◆ Exercise requirements:
Repeat the listing from its first line through the line that contains "svg-text:25: 25: [452, 92, 466, 107]", including both of those lines.

(Stored entries)
☆ ☆ ☆ ☆
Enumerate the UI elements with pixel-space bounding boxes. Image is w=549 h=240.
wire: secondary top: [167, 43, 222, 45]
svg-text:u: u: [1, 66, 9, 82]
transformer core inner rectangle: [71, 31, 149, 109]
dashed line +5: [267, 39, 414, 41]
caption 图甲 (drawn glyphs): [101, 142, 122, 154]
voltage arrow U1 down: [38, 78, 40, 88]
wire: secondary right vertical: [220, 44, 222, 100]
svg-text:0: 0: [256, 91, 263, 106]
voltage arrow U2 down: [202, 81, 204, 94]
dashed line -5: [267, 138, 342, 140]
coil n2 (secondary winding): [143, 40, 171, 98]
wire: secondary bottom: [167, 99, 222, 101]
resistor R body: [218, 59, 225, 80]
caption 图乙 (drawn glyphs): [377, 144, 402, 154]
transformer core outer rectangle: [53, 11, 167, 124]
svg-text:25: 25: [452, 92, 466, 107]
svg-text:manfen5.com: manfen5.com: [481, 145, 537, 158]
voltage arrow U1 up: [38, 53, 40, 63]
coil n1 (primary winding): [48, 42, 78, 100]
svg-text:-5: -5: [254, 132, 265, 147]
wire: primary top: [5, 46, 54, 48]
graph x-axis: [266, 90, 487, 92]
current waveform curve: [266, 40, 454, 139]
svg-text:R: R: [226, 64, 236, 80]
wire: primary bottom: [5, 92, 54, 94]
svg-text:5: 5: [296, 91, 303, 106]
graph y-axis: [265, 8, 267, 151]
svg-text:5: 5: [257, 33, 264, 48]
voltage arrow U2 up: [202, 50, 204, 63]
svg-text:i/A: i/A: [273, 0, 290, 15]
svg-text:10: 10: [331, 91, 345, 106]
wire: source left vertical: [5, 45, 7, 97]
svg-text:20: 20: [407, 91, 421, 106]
☆ ☆ ☆ ☆
◆ Full output:
Enumerate the UI elements with pixel-space bounding boxes. Image is w=549 h=240.
wire: secondary top: [167, 43, 222, 45]
svg-text:u: u: [1, 66, 9, 82]
transformer core inner rectangle: [71, 31, 149, 109]
dashed line +5: [267, 39, 414, 41]
caption 图甲 (drawn glyphs): [101, 142, 122, 154]
voltage arrow U1 down: [38, 78, 40, 88]
wire: secondary right vertical: [220, 44, 222, 100]
svg-text:0: 0: [256, 91, 263, 106]
voltage arrow U2 down: [202, 81, 204, 94]
dashed line -5: [267, 138, 342, 140]
coil n2 (secondary winding): [143, 40, 171, 98]
wire: secondary bottom: [167, 99, 222, 101]
resistor R body: [218, 59, 225, 80]
caption 图乙 (drawn glyphs): [377, 144, 402, 154]
transformer core outer rectangle: [53, 11, 167, 124]
svg-text:25: 25: [452, 92, 466, 107]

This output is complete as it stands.